───── INPUT ROWS

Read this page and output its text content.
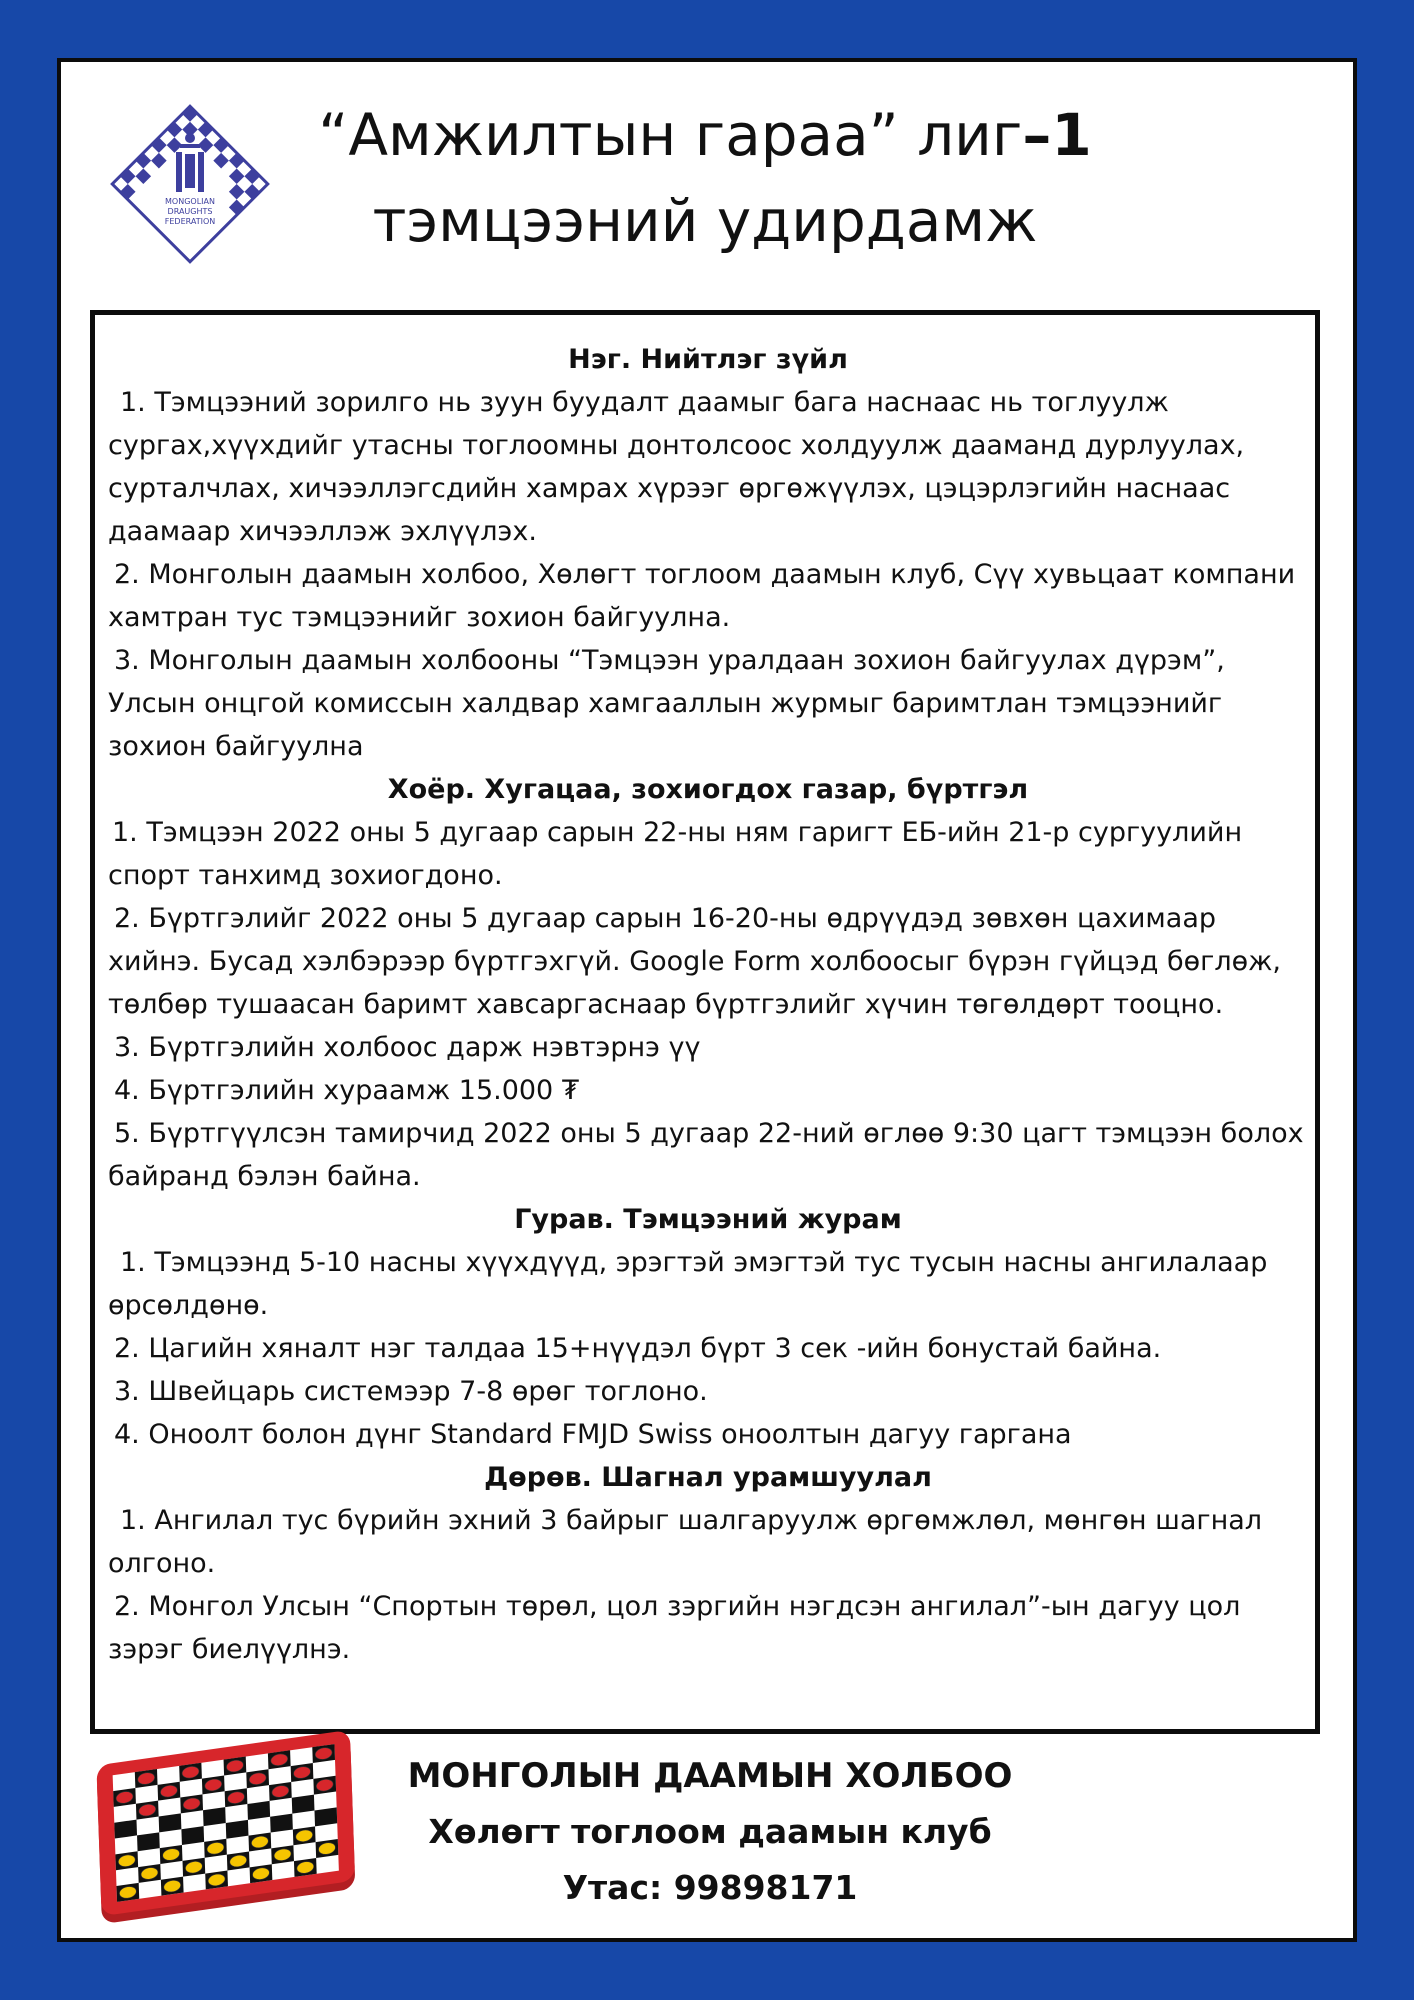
MONGOLIAN
DRAUGHTS
FEDERATION
“Амжилтын гараа” лиг–1
тэмцээний удирдамж
Нэг. Нийтлэг зүйл

1. Тэмцээний зорилго нь зуун буудалт даамыг бага наснаас нь тоглуулж сургах,хүүхдийг утасны тоглоомны донтолсоос холдуулж дааманд дурлуулах, сурталчлах, хичээллэгсдийн хамрах хүрээг өргөжүүлэх, цэцэрлэгийн наснаас даамаар хичээллэж эхлүүлэх.

2. Монголын даамын холбоо, Хөлөгт тоглоом даамын клуб, Сүү хувьцаат компани хамтран тус тэмцээнийг зохион байгуулна.

3. Монголын даамын холбооны “Тэмцээн уралдаан зохион байгуулах дүрэм”, Улсын онцгой комиссын халдвар хамгааллын журмыг баримтлан тэмцээнийг зохион байгуулна

Хоёр. Хугацаа, зохиогдох газар, бүртгэл

1. Тэмцээн 2022 оны 5 дугаар сарын 22-ны ням гаригт ЕБ-ийн 21-р сургуулийн спорт танхимд зохиогдоно.

2. Бүртгэлийг 2022 оны 5 дугаар сарын 16-20-ны өдрүүдэд зөвхөн цахимаар хийнэ. Бусад хэлбэрээр бүртгэхгүй. Google Form холбоосыг бүрэн гүйцэд бөглөж, төлбөр тушаасан баримт хавсаргаснаар бүртгэлийг хүчин төгөлдөрт тооцно.

3. Бүртгэлийн холбоос дарж нэвтэрнэ үү

4. Бүртгэлийн хураамж 15.000 ₮

5. Бүртгүүлсэн тамирчид 2022 оны 5 дугаар 22-ний өглөө 9:30 цагт тэмцээн болох байранд бэлэн байна.

Гурав. Тэмцээний журам

1. Тэмцээнд 5-10 насны хүүхдүүд, эрэгтэй эмэгтэй тус тусын насны ангилалаар өрсөлдөнө.

2. Цагийн хяналт нэг талдаа 15+нүүдэл бүрт 3 сек -ийн бонустай байна.

3. Швейцарь системээр 7-8 өрөг тоглоно.

4. Оноолт болон дүнг Standard FMJD Swiss оноолтын дагуу гаргана

Дөрөв. Шагнал урамшуулал

1. Ангилал тус бүрийн эхний 3 байрыг шалгаруулж өргөмжлөл, мөнгөн шагнал олгоно.

2. Монгол Улсын “Спортын төрөл, цол зэргийн нэгдсэн ангилал”-ын дагуу цол зэрэг биелүүлнэ.

МОНГОЛЫН ДААМЫН ХОЛБОО
Хөлөгт тоглоом даамын клуб
Утас: 99898171
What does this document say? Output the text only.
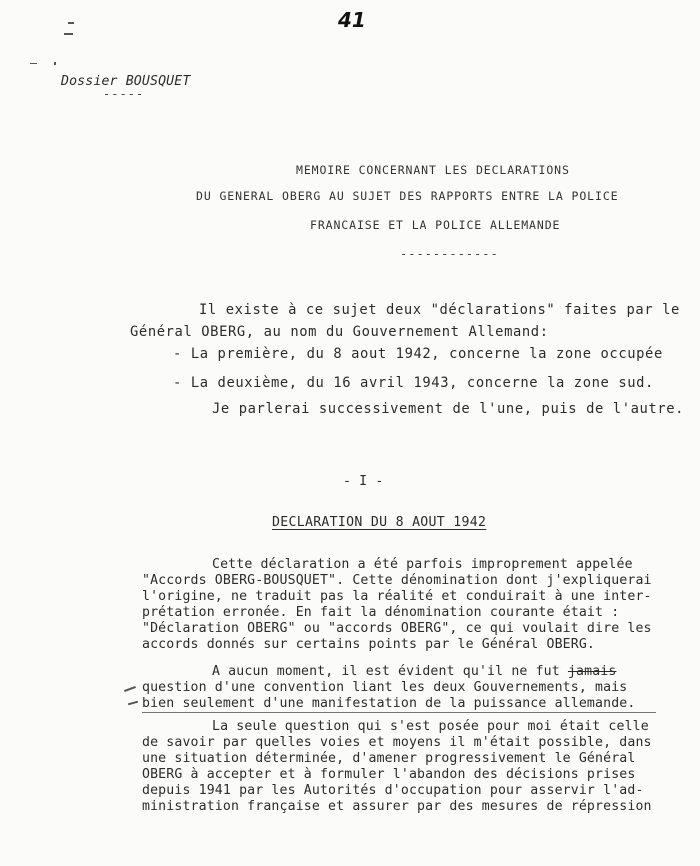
41
Dossier BOUSQUET
-----
MEMOIRE CONCERNANT LES DECLARATIONS
DU GENERAL OBERG AU SUJET DES RAPPORTS ENTRE LA POLICE
FRANCAISE ET LA POLICE ALLEMANDE
------------
Il existe à ce sujet deux "déclarations" faites par le
Général OBERG, au nom du Gouvernement Allemand:
- La première, du 8 aout 1942, concerne la zone occupée
- La deuxième, du 16 avril 1943, concerne la zone sud.
Je parlerai successivement de l'une, puis de l'autre.
- I -
DECLARATION DU 8 AOUT 1942
Cette déclaration a été parfois improprement appelée
"Accords OBERG-BOUSQUET". Cette dénomination dont j'expliquerai
l'origine, ne traduit pas la réalité et conduirait à une inter-
prétation erronée. En fait la dénomination courante était :
"Déclaration OBERG" ou "accords OBERG", ce qui voulait dire les
accords donnés sur certains points par le Général OBERG.
A aucun moment, il est évident qu'il ne fut jamais
question d'une convention liant les deux Gouvernements, mais
bien seulement d'une manifestation de la puissance allemande.
La seule question qui s'est posée pour moi était celle
de savoir par quelles voies et moyens il m'était possible, dans
une situation déterminée, d'amener progressivement le Général
OBERG à accepter et à formuler l'abandon des décisions prises
depuis 1941 par les Autorités d'occupation pour asservir l'ad-
ministration française et assurer par des mesures de répression
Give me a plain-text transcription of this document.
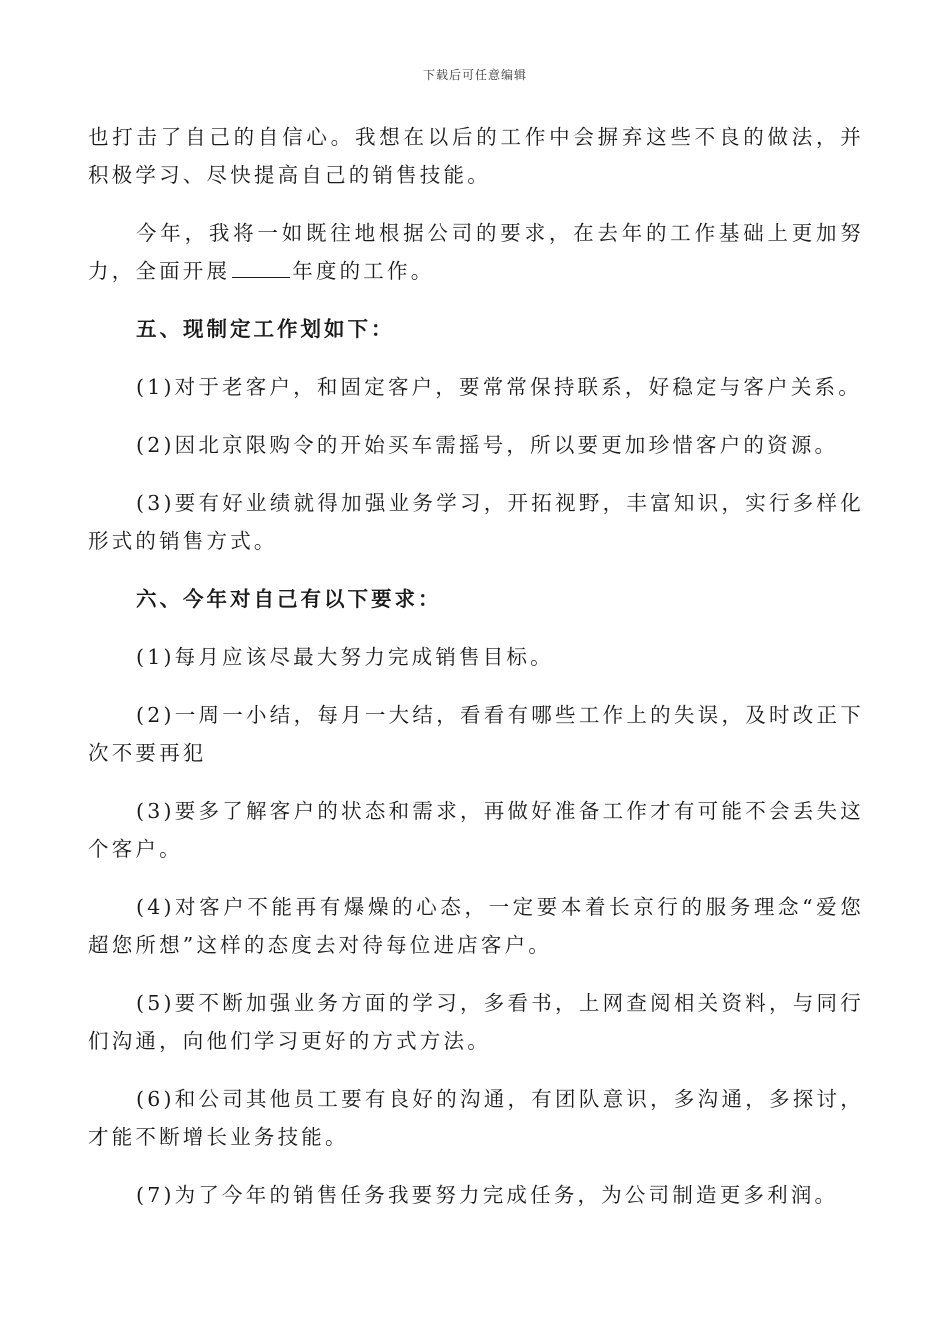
下载后可任意编辑

也打击了自己的自信心。我想在以后的工作中会摒弃这些不良的做法，并积极学习、尽快提高自己的销售技能。

今年，我将一如既往地根据公司的要求，在去年的工作基础上更加努力，全面开展	年度的工作。

五、现制定工作划如下：

(1)对于老客户，和固定客户，要常常保持联系，好稳定与客户关系。

(2)因北京限购令的开始买车需摇号，所以要更加珍惜客户的资源。

(3)要有好业绩就得加强业务学习，开拓视野，丰富知识，实行多样化形式的销售方式。

六、今年对自己有以下要求：

(1)每月应该尽最大努力完成销售目标。

(2)一周一小结，每月一大结，看看有哪些工作上的失误，及时改正下次不要再犯

(3)要多了解客户的状态和需求，再做好准备工作才有可能不会丢失这个客户。

(4)对客户不能再有爆燥的心态，一定要本着长京行的服务理念“爱您超您所想”这样的态度去对待每位进店客户。

(5)要不断加强业务方面的学习，多看书，上网查阅相关资料，与同行们沟通，向他们学习更好的方式方法。

(6)和公司其他员工要有良好的沟通，有团队意识，多沟通，多探讨，才能不断增长业务技能。

(7)为了今年的销售任务我要努力完成任务，为公司制造更多利润。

──────────

- _WHAT THIS TASK INVOLVES_
Gather up, from the records above, each line where the word "document" appears.

- _SOLUTION FOR THIS PROBLEM_
What does this document say? Output the text only.
Give me a plain-text transcription of this document.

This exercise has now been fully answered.